AAM Archives

African Association of Madison, Inc.

AAM@LISTSERV.ICORS.ORG

Options: Use Forum View

Use Monospaced Font
Show Text Part by Default
Show All Mail Headers

Message: [<< First] [< Prev] [Next >] [Last >>]
Topic: [<< First] [< Prev] [Next >] [Last >>]
Author: [<< First] [< Prev] [Next >] [Last >>]

Print Reply
Subject:
From:
ALIKO SONGOLO <[log in to unmask]>
Reply To:
Date:
Sat, 5 Feb 2005 15:45:26 -0600
Content-Type:
text/plain
Parts/Attachments:
text/plain (120 lines)
** Please visit our website: http://www.africanassociation.org **

The other day, an astonishing piece of news was posted here to the
effect that the Congolese minister of Culture Muzungu (in
Swahili: white man) ordered the re-erection of the statue of the Belgian
King Léopold II. Before I could respond to Salifou's query as to my take
on the news, a second posting informed us that the statue had been taken
down a day later. What I was going to respond to Salifou was that it
appeared to me that the decision to resurrect Léopold was probably taken
without much thought or consultation, like so many others before it. If
Mobutu ordered the statue taken down in 1967, it was less because of
nationalism than because Léopold's statue represented a rival in
Congo's historical pantheon. Mobutu went on to rule as ruthlessly and as
long as Léopold (32 years for Mobutu, 33 for Léopold before Congo became
a Belgian colony in 1918). The other rival he toppled and assassinated,
of course, was Lumumba. When he realized that he could not govern
without invoking his name, he promised (also in 1967, if memory
serves) to erect a statue to honor his memory. He never built such a
monument. The
Congolese minister named Muzungu who ordered the re-erection of
Léopold's statue on the pretense that history should be remembered
should remember that the Congolese children today do not have a statue
of Lumumba to gaze at to remember the history that is closer to them.
My Togolese brothers and sisters will forgive me, but in Eyadema, who
has just passed away, Mobutu had an excellent pupil. I once spent a week
in Lomé. Watching local TV, listening to all the songs of adulation to
the all-powerful "Father of the Nation" I could have sworn I was in
Mobutu's Kinshasa. Léopold, Mobutu, Eyadema. An era has passed: Sic
transit gloria mundi
AS

Aliko SONGOLO <[log in to unmask]>
Professor 
*****************************
 - Dept. of French & Italian
 - Dept. of African Languages & Literature
 Van Hise Hall
University of Wisconsin
1220 Linden Drive
Madison, WI  53706 
   Fr&It 608-262-5937,-3941,265-3892(fax)

Excerpt from a dataset:
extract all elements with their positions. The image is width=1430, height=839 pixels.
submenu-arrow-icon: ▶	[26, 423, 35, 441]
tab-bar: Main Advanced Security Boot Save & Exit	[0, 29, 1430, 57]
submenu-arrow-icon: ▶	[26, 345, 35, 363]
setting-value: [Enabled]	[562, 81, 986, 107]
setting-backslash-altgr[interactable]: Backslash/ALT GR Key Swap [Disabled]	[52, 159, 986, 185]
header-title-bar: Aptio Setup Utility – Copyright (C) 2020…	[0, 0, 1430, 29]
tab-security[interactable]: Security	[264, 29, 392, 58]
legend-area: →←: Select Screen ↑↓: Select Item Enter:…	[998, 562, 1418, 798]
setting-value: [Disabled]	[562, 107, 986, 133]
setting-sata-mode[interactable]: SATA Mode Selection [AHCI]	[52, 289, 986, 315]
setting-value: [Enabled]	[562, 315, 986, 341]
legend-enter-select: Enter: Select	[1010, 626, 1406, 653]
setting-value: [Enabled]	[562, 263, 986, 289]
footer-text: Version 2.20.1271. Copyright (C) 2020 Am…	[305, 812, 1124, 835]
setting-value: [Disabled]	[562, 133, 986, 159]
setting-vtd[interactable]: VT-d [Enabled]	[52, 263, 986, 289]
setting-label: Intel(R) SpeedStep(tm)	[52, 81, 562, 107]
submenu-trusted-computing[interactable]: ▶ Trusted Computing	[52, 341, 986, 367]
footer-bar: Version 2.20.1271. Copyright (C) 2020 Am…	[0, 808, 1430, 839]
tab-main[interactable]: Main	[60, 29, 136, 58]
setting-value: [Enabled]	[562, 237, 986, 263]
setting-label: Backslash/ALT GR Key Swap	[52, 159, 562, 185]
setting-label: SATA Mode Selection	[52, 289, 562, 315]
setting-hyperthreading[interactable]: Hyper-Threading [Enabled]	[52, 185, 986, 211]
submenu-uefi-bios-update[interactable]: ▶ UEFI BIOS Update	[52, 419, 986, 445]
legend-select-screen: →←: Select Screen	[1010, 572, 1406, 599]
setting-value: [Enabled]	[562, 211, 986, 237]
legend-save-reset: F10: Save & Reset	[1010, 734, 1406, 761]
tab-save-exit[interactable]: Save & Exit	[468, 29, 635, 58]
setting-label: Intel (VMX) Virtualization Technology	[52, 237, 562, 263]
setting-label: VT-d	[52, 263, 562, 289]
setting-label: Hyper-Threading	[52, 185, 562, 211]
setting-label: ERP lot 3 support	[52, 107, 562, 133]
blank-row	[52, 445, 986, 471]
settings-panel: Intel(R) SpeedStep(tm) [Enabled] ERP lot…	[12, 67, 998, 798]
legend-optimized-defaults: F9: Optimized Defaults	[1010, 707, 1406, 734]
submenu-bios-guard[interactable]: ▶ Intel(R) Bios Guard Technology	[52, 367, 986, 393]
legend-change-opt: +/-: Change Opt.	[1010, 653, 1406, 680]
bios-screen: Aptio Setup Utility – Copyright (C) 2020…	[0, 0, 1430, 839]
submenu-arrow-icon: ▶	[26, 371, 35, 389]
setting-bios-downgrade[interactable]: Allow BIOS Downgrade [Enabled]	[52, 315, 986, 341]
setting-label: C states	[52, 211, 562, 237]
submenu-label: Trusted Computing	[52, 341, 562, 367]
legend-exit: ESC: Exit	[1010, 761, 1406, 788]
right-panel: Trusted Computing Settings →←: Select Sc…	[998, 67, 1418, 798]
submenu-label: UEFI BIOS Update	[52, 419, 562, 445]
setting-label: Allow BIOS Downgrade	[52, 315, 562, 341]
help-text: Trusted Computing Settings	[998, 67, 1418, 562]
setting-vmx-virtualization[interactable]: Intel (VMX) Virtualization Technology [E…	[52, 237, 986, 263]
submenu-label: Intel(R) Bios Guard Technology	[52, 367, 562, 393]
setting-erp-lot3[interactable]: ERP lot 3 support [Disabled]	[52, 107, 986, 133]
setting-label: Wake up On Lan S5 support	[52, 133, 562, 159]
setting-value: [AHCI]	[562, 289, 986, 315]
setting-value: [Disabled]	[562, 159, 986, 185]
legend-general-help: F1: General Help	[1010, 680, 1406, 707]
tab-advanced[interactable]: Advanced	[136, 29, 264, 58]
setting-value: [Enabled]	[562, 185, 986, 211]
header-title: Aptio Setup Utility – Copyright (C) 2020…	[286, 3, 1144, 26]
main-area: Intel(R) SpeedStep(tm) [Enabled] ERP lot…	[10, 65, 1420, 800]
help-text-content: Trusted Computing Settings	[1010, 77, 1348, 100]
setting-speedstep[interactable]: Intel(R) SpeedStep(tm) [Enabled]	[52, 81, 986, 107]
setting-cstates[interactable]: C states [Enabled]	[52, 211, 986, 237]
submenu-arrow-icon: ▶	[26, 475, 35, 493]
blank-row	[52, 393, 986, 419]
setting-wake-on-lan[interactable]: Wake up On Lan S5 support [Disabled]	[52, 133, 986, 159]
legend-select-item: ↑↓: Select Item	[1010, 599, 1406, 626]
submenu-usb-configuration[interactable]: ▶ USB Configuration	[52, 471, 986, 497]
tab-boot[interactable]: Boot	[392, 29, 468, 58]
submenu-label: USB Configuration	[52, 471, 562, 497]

## [TASK STATEMENT]
In the mailing-list post about the statue of Léopold II, what does the minister's name Muzungu mean in Swahili?

## [FULL ANSWER]
White man.